### GOAL
Reproduce the data below in full and exclude every picture.

[Data items]

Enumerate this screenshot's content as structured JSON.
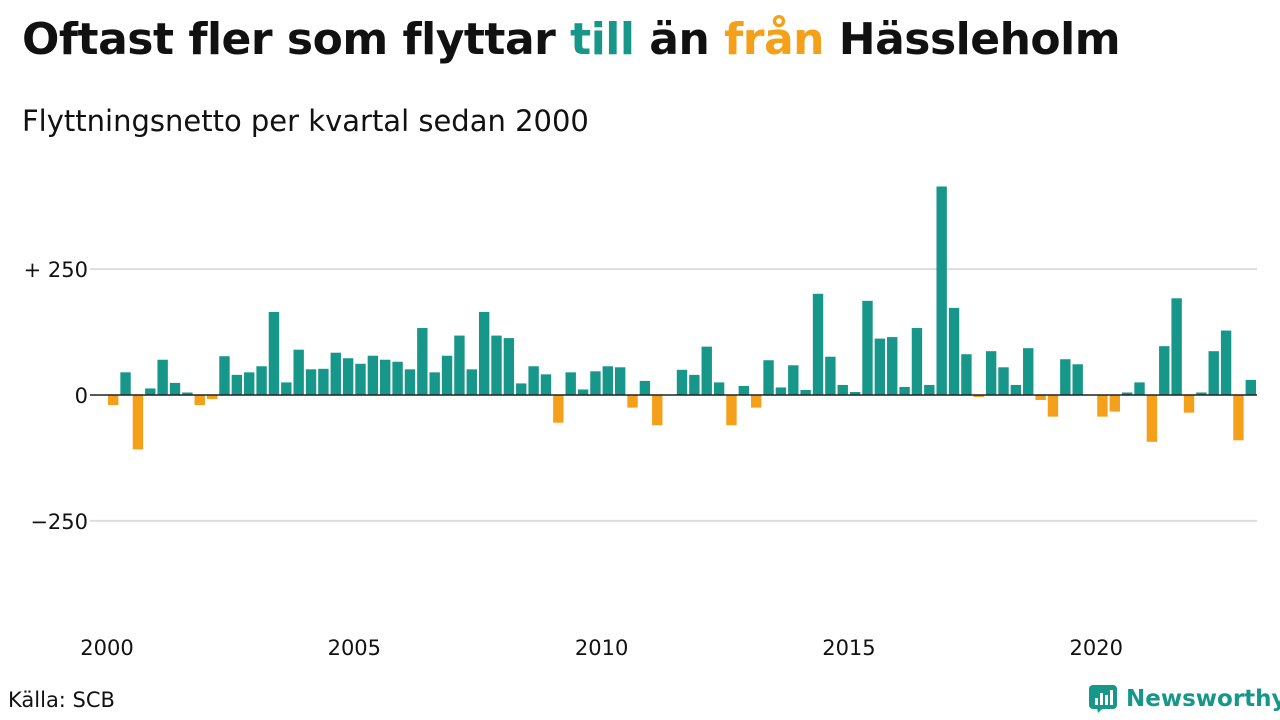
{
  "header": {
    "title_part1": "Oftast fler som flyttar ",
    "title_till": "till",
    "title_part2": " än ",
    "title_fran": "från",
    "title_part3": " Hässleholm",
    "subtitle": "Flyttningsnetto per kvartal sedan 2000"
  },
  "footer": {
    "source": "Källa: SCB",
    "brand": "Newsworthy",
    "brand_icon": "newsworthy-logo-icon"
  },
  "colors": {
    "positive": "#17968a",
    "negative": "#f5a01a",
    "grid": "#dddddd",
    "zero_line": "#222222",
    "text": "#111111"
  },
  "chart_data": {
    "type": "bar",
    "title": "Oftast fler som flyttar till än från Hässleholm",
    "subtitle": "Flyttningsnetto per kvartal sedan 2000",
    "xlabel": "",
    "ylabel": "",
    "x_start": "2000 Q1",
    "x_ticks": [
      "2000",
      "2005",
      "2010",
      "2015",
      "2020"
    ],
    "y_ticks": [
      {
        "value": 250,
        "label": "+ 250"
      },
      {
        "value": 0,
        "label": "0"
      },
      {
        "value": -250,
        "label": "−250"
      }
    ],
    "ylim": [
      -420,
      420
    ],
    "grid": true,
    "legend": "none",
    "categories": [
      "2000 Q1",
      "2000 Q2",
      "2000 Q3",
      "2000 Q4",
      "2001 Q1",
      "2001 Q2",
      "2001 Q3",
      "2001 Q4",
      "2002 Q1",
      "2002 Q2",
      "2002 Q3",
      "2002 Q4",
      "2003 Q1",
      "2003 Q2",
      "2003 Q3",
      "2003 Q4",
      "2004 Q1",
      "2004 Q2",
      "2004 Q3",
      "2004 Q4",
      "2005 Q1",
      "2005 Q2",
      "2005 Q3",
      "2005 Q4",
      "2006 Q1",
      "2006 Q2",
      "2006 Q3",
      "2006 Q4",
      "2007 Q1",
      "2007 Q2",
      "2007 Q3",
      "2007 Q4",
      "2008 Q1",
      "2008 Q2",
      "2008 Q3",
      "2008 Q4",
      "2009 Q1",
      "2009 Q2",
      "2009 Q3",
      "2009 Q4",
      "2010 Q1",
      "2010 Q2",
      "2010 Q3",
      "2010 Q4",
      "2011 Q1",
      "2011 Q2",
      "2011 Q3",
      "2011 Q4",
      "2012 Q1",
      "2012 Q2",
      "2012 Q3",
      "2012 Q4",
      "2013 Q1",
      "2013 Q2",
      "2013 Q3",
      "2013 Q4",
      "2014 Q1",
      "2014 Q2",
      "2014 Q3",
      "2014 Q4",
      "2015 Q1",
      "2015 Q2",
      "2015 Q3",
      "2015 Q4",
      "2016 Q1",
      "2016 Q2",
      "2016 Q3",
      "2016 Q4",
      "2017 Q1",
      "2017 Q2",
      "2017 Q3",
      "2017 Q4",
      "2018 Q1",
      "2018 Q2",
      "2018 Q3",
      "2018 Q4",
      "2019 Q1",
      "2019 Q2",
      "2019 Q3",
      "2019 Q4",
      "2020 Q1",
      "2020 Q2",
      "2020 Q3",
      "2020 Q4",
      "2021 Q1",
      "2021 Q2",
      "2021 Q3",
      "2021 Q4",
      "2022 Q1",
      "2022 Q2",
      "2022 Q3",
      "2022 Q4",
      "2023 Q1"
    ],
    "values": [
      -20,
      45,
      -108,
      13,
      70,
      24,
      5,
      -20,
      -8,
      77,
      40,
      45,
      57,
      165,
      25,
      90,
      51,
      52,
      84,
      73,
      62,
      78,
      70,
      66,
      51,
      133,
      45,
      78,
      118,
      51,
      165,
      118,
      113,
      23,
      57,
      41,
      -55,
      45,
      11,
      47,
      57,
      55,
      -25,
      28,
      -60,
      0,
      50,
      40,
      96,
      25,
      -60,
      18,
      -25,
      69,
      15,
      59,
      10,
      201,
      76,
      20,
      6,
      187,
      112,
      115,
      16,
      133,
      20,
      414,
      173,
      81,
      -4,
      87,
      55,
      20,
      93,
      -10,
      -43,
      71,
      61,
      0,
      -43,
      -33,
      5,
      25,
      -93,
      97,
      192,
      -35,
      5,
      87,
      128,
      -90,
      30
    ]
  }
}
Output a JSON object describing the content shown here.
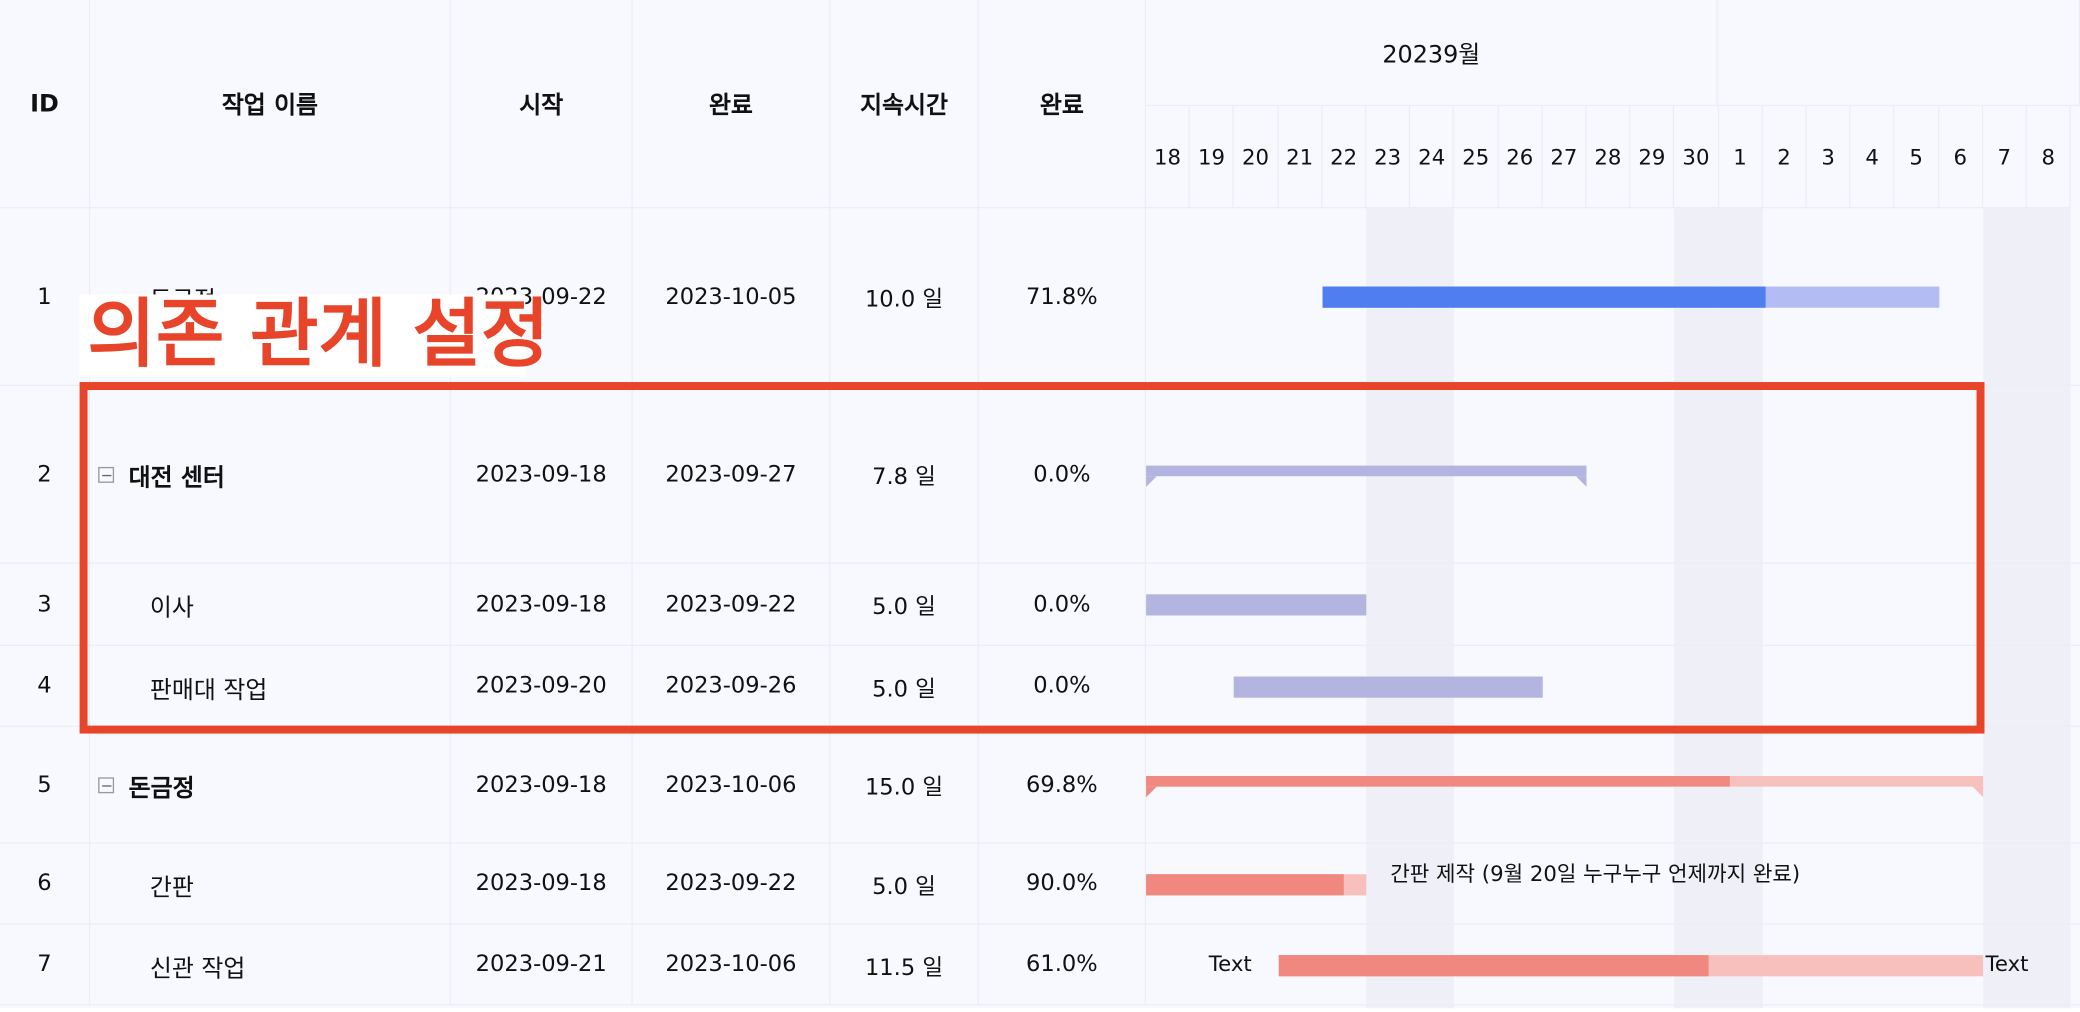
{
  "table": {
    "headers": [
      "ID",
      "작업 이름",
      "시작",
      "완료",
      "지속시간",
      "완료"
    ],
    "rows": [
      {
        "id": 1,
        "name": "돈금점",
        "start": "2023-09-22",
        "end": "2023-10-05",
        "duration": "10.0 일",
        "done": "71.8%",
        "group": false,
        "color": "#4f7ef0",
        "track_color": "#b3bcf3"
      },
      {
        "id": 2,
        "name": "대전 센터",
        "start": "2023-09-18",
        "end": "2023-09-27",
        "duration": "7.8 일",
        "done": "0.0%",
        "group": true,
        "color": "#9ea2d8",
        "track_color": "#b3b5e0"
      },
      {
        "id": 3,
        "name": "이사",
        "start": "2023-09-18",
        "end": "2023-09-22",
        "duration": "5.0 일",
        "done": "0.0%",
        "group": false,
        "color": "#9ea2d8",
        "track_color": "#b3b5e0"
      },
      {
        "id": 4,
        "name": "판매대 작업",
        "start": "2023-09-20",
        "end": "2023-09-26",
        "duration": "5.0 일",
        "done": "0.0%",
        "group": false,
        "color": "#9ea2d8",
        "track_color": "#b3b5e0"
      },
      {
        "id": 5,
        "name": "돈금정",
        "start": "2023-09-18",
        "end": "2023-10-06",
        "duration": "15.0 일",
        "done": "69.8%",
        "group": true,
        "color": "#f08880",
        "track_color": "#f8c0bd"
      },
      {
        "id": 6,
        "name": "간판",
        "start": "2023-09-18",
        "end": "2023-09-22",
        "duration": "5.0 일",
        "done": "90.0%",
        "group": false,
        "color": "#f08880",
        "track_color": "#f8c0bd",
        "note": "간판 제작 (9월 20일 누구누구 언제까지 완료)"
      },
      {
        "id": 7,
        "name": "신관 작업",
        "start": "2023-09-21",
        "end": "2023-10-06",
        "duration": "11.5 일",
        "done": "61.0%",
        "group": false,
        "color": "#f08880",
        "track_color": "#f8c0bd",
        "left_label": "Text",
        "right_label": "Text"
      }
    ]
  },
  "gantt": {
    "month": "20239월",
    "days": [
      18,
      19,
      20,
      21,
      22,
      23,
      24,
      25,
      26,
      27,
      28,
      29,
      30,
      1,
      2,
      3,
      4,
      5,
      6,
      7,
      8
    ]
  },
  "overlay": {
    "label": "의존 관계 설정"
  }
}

### SOLUTION TO THIS TASK
Enumerate this screenshot's content as structured JSON.
{
  "header": {
    "title_part1": "Oftast fler som flyttar ",
    "title_till": "till",
    "title_part2": " än ",
    "title_fran": "från",
    "title_part3": " Hässleholm",
    "subtitle": "Flyttningsnetto per kvartal sedan 2000"
  },
  "footer": {
    "source": "Källa: SCB",
    "brand": "Newsworthy",
    "brand_icon": "newsworthy-logo-icon"
  },
  "colors": {
    "positive": "#17968a",
    "negative": "#f5a01a",
    "grid": "#dddddd",
    "zero_line": "#222222",
    "text": "#111111"
  },
  "chart_data": {
    "type": "bar",
    "title": "Oftast fler som flyttar till än från Hässleholm",
    "subtitle": "Flyttningsnetto per kvartal sedan 2000",
    "xlabel": "",
    "ylabel": "",
    "x_start": "2000 Q1",
    "x_ticks": [
      "2000",
      "2005",
      "2010",
      "2015",
      "2020"
    ],
    "y_ticks": [
      {
        "value": 250,
        "label": "+ 250"
      },
      {
        "value": 0,
        "label": "0"
      },
      {
        "value": -250,
        "label": "−250"
      }
    ],
    "ylim": [
      -420,
      420
    ],
    "grid": true,
    "legend": "none",
    "categories": [
      "2000 Q1",
      "2000 Q2",
      "2000 Q3",
      "2000 Q4",
      "2001 Q1",
      "2001 Q2",
      "2001 Q3",
      "2001 Q4",
      "2002 Q1",
      "2002 Q2",
      "2002 Q3",
      "2002 Q4",
      "2003 Q1",
      "2003 Q2",
      "2003 Q3",
      "2003 Q4",
      "2004 Q1",
      "2004 Q2",
      "2004 Q3",
      "2004 Q4",
      "2005 Q1",
      "2005 Q2",
      "2005 Q3",
      "2005 Q4",
      "2006 Q1",
      "2006 Q2",
      "2006 Q3",
      "2006 Q4",
      "2007 Q1",
      "2007 Q2",
      "2007 Q3",
      "2007 Q4",
      "2008 Q1",
      "2008 Q2",
      "2008 Q3",
      "2008 Q4",
      "2009 Q1",
      "2009 Q2",
      "2009 Q3",
      "2009 Q4",
      "2010 Q1",
      "2010 Q2",
      "2010 Q3",
      "2010 Q4",
      "2011 Q1",
      "2011 Q2",
      "2011 Q3",
      "2011 Q4",
      "2012 Q1",
      "2012 Q2",
      "2012 Q3",
      "2012 Q4",
      "2013 Q1",
      "2013 Q2",
      "2013 Q3",
      "2013 Q4",
      "2014 Q1",
      "2014 Q2",
      "2014 Q3",
      "2014 Q4",
      "2015 Q1",
      "2015 Q2",
      "2015 Q3",
      "2015 Q4",
      "2016 Q1",
      "2016 Q2",
      "2016 Q3",
      "2016 Q4",
      "2017 Q1",
      "2017 Q2",
      "2017 Q3",
      "2017 Q4",
      "2018 Q1",
      "2018 Q2",
      "2018 Q3",
      "2018 Q4",
      "2019 Q1",
      "2019 Q2",
      "2019 Q3",
      "2019 Q4",
      "2020 Q1",
      "2020 Q2",
      "2020 Q3",
      "2020 Q4",
      "2021 Q1",
      "2021 Q2",
      "2021 Q3",
      "2021 Q4",
      "2022 Q1",
      "2022 Q2",
      "2022 Q3",
      "2022 Q4",
      "2023 Q1"
    ],
    "values": [
      -20,
      45,
      -108,
      13,
      70,
      24,
      5,
      -20,
      -8,
      77,
      40,
      45,
      57,
      165,
      25,
      90,
      51,
      52,
      84,
      73,
      62,
      78,
      70,
      66,
      51,
      133,
      45,
      78,
      118,
      51,
      165,
      118,
      113,
      23,
      57,
      41,
      -55,
      45,
      11,
      47,
      57,
      55,
      -25,
      28,
      -60,
      0,
      50,
      40,
      96,
      25,
      -60,
      18,
      -25,
      69,
      15,
      59,
      10,
      201,
      76,
      20,
      6,
      187,
      112,
      115,
      16,
      133,
      20,
      414,
      173,
      81,
      -4,
      87,
      55,
      20,
      93,
      -10,
      -43,
      71,
      61,
      0,
      -43,
      -33,
      5,
      25,
      -93,
      97,
      192,
      -35,
      5,
      87,
      128,
      -90,
      30
    ]
  }
}
Output a JSON object describing the content shown here.
{
  "table": {
    "headers": [
      "ID",
      "작업 이름",
      "시작",
      "완료",
      "지속시간",
      "완료"
    ],
    "rows": [
      {
        "id": 1,
        "name": "돈금점",
        "start": "2023-09-22",
        "end": "2023-10-05",
        "duration": "10.0 일",
        "done": "71.8%",
        "group": false,
        "color": "#4f7ef0",
        "track_color": "#b3bcf3"
      },
      {
        "id": 2,
        "name": "대전 센터",
        "start": "2023-09-18",
        "end": "2023-09-27",
        "duration": "7.8 일",
        "done": "0.0%",
        "group": true,
        "color": "#9ea2d8",
        "track_color": "#b3b5e0"
      },
      {
        "id": 3,
        "name": "이사",
        "start": "2023-09-18",
        "end": "2023-09-22",
        "duration": "5.0 일",
        "done": "0.0%",
        "group": false,
        "color": "#9ea2d8",
        "track_color": "#b3b5e0"
      },
      {
        "id": 4,
        "name": "판매대 작업",
        "start": "2023-09-20",
        "end": "2023-09-26",
        "duration": "5.0 일",
        "done": "0.0%",
        "group": false,
        "color": "#9ea2d8",
        "track_color": "#b3b5e0"
      },
      {
        "id": 5,
        "name": "돈금정",
        "start": "2023-09-18",
        "end": "2023-10-06",
        "duration": "15.0 일",
        "done": "69.8%",
        "group": true,
        "color": "#f08880",
        "track_color": "#f8c0bd"
      },
      {
        "id": 6,
        "name": "간판",
        "start": "2023-09-18",
        "end": "2023-09-22",
        "duration": "5.0 일",
        "done": "90.0%",
        "group": false,
        "color": "#f08880",
        "track_color": "#f8c0bd",
        "note": "간판 제작 (9월 20일 누구누구 언제까지 완료)"
      },
      {
        "id": 7,
        "name": "신관 작업",
        "start": "2023-09-21",
        "end": "2023-10-06",
        "duration": "11.5 일",
        "done": "61.0%",
        "group": false,
        "color": "#f08880",
        "track_color": "#f8c0bd",
        "left_label": "Text",
        "right_label": "Text"
      }
    ]
  },
  "gantt": {
    "month": "20239월",
    "days": [
      18,
      19,
      20,
      21,
      22,
      23,
      24,
      25,
      26,
      27,
      28,
      29,
      30,
      1,
      2,
      3,
      4,
      5,
      6,
      7,
      8
    ]
  },
  "overlay": {
    "label": "의존 관계 설정"
  }
}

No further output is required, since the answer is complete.